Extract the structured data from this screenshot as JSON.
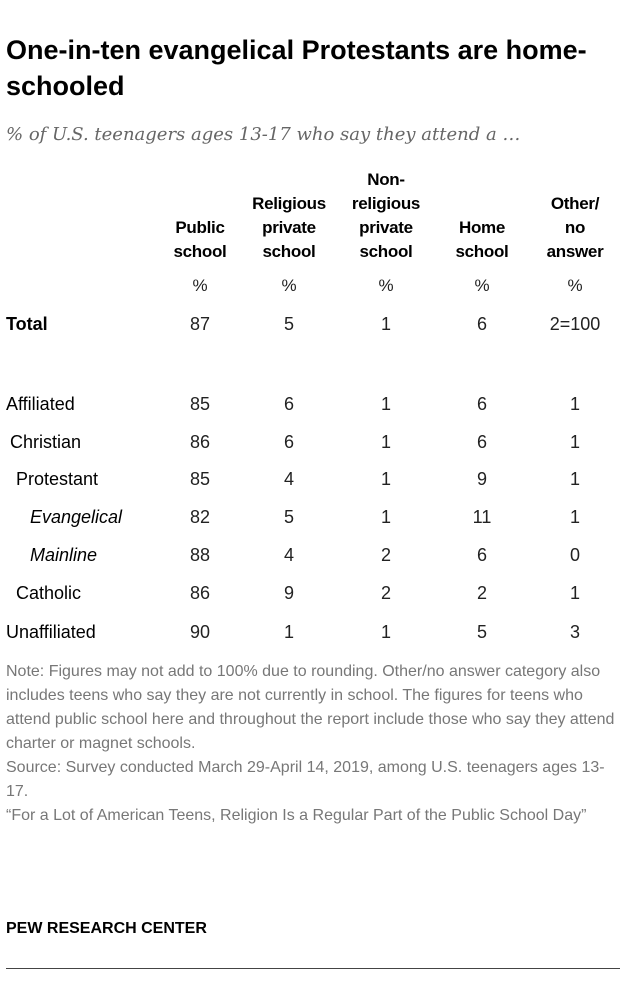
{
  "chart_data": {
    "type": "table",
    "title": "One-in-ten evangelical Protestants are home-schooled",
    "subtitle": "% of U.S. teenagers ages 13-17 who say they attend a …",
    "columns": [
      "Public school",
      "Religious private school",
      "Non-religious private school",
      "Home school",
      "Other/ no answer"
    ],
    "column_headers": [
      [
        "Public",
        "school"
      ],
      [
        "Religious",
        "private",
        "school"
      ],
      [
        "Non-",
        "religious",
        "private",
        "school"
      ],
      [
        "Home",
        "school"
      ],
      [
        "Other/",
        "no",
        "answer"
      ]
    ],
    "unit": "%",
    "rows": [
      {
        "label": "Total",
        "values": [
          "87",
          "5",
          "1",
          "6",
          "2=100"
        ],
        "style": "bold"
      },
      {
        "label": "Affiliated",
        "values": [
          "85",
          "6",
          "1",
          "6",
          "1"
        ],
        "style": "indent0"
      },
      {
        "label": "Christian",
        "values": [
          "86",
          "6",
          "1",
          "6",
          "1"
        ],
        "style": "indent1"
      },
      {
        "label": "Protestant",
        "values": [
          "85",
          "4",
          "1",
          "9",
          "1"
        ],
        "style": "indent2"
      },
      {
        "label": "Evangelical",
        "values": [
          "82",
          "5",
          "1",
          "11",
          "1"
        ],
        "style": "indent3"
      },
      {
        "label": "Mainline",
        "values": [
          "88",
          "4",
          "2",
          "6",
          "0"
        ],
        "style": "indent3"
      },
      {
        "label": "Catholic",
        "values": [
          "86",
          "9",
          "2",
          "2",
          "1"
        ],
        "style": "indent2"
      },
      {
        "label": "Unaffiliated",
        "values": [
          "90",
          "1",
          "1",
          "5",
          "3"
        ],
        "style": "indent0"
      }
    ]
  },
  "notes": {
    "note": "Note: Figures may not add to 100% due to rounding. Other/no answer category also includes teens who say they are not currently in school. The figures for teens who attend public school here and throughout the report include those who say they attend charter or magnet schools.",
    "source": "Source: Survey conducted March 29-April 14, 2019, among U.S. teenagers ages 13-17.",
    "report": "“For a Lot of American Teens, Religion Is a Regular Part of the Public School Day”"
  },
  "brand": "PEW RESEARCH CENTER"
}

#### TASK GOAL:
Go through the records. Copy each line where "Other" appears.

#### EXERCISE SOLUTION:
      "Other/ no answer"
        "Other/",
    "note": "Note: Figures may not add to 100% due to rounding. Other/no answer category also includes teens who say they are not currently in school. The figures for teens who attend public school here and throughout the report include those who say they attend charter or magnet schools.",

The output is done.